=== Problem ===
Copy each line in which the string "subtitle" occurs.

********

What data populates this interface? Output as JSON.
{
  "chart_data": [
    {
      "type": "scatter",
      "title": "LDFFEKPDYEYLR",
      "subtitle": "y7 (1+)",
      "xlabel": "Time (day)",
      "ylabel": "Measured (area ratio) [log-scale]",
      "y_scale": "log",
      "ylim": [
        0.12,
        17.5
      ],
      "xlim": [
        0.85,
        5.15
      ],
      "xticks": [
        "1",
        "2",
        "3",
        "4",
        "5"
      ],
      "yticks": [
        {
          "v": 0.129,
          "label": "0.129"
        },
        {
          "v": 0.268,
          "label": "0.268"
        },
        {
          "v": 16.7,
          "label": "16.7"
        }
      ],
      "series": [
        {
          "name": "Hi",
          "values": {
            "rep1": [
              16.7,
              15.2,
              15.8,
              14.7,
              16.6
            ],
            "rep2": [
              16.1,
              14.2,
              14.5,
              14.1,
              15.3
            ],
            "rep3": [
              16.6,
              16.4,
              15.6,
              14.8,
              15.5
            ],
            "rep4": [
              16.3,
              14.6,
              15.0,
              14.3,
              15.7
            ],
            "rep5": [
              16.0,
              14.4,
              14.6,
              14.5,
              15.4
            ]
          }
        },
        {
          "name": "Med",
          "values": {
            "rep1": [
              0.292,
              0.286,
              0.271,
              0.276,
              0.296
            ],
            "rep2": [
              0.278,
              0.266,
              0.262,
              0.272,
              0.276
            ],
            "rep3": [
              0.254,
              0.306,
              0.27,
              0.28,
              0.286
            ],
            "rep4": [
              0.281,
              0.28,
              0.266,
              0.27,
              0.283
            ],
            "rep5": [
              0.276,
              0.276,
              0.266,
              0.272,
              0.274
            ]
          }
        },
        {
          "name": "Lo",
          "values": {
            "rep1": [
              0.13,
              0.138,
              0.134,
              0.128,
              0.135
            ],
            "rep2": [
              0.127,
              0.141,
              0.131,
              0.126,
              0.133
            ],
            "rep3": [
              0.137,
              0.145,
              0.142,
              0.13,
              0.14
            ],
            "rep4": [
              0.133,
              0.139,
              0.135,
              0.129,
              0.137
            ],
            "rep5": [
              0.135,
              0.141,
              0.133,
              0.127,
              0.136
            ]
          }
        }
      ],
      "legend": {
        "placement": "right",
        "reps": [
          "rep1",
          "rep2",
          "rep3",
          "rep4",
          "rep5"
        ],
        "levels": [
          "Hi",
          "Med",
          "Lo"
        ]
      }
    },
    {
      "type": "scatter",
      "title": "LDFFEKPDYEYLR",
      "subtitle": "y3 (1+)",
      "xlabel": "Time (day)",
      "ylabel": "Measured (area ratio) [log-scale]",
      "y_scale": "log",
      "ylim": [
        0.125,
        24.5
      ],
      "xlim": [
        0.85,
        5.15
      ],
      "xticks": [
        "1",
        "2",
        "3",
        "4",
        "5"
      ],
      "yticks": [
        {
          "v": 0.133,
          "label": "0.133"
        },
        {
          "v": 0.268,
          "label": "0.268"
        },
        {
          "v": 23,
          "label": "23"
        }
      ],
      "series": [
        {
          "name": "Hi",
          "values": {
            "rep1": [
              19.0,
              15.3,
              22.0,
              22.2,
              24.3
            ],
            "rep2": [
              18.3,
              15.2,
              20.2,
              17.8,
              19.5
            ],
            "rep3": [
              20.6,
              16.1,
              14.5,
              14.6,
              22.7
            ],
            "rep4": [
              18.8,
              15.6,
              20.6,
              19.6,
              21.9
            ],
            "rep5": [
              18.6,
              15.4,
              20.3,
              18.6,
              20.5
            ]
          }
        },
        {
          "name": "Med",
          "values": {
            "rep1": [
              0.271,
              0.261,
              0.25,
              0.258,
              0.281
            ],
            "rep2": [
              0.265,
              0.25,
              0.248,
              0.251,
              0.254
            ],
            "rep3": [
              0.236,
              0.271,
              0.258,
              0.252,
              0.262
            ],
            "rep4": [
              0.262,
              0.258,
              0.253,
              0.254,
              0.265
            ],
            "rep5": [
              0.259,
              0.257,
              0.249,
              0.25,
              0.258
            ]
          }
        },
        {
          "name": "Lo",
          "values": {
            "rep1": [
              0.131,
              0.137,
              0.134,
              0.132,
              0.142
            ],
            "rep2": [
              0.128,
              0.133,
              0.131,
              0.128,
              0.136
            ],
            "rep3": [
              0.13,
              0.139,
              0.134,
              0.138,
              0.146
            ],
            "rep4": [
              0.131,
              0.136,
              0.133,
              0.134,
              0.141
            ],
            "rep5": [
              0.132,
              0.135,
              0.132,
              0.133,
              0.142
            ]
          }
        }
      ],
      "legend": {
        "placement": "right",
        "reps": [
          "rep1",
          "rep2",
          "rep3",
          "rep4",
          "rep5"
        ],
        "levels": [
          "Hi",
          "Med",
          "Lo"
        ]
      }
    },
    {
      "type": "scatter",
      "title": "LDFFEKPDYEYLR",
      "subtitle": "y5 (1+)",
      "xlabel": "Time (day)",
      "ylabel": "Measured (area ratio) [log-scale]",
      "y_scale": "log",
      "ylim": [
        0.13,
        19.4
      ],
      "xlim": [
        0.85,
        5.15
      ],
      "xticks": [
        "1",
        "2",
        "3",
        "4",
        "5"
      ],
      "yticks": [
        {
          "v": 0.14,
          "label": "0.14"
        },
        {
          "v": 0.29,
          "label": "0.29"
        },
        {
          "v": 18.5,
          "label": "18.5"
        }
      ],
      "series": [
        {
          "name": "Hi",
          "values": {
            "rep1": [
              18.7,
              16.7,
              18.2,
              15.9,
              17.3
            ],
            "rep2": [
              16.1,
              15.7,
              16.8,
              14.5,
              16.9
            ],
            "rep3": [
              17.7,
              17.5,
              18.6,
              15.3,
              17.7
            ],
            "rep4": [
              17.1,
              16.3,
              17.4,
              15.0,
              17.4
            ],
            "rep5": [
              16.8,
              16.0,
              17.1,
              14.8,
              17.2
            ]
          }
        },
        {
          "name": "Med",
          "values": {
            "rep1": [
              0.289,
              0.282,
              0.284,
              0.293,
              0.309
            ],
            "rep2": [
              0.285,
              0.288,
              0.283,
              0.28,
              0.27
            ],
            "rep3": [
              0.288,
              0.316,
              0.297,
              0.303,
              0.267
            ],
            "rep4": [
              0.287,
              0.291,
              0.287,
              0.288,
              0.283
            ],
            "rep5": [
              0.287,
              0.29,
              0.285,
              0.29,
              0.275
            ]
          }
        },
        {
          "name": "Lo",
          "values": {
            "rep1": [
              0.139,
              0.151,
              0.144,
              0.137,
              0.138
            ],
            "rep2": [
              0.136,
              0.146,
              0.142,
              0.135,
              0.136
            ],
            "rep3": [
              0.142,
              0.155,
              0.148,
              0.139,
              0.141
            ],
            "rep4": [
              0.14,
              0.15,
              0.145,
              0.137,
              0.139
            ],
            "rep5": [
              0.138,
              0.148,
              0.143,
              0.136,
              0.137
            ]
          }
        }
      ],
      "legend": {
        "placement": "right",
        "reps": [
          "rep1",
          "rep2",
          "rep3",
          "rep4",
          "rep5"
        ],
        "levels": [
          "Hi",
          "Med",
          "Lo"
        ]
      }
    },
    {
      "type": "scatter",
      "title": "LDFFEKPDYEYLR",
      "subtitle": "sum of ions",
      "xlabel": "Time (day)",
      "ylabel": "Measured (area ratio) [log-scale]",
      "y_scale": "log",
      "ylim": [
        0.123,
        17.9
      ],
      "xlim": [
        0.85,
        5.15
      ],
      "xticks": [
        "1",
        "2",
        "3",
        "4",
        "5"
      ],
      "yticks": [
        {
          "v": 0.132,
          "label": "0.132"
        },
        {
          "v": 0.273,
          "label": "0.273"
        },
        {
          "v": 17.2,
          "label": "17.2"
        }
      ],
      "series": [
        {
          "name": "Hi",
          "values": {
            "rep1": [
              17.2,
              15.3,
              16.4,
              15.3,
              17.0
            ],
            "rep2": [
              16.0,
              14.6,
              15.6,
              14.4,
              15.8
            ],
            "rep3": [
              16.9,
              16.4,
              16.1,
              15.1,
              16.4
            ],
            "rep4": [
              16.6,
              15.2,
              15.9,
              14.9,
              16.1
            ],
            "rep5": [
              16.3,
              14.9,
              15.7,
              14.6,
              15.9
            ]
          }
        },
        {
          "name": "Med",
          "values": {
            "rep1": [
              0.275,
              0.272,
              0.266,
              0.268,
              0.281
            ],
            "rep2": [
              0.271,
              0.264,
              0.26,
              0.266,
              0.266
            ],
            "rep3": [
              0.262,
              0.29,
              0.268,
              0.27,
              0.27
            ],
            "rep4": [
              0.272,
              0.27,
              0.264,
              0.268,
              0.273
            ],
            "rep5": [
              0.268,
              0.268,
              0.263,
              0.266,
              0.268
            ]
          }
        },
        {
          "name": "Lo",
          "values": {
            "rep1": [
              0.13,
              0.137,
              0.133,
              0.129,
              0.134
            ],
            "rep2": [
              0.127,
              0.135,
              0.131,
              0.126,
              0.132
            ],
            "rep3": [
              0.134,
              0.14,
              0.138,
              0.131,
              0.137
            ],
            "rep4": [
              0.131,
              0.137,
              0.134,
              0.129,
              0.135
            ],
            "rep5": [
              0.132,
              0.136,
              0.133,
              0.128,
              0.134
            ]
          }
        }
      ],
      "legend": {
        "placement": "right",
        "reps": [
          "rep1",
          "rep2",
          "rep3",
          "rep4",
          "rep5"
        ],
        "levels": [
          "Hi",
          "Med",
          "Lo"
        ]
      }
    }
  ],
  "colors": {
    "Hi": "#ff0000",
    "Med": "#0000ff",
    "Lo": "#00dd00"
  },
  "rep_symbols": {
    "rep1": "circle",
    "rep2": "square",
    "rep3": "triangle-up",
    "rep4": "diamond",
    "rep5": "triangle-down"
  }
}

********

=== The response ===
      "subtitle": "y7 (1+)",
      "subtitle": "y3 (1+)",
      "subtitle": "y5 (1+)",
      "subtitle": "sum of ions",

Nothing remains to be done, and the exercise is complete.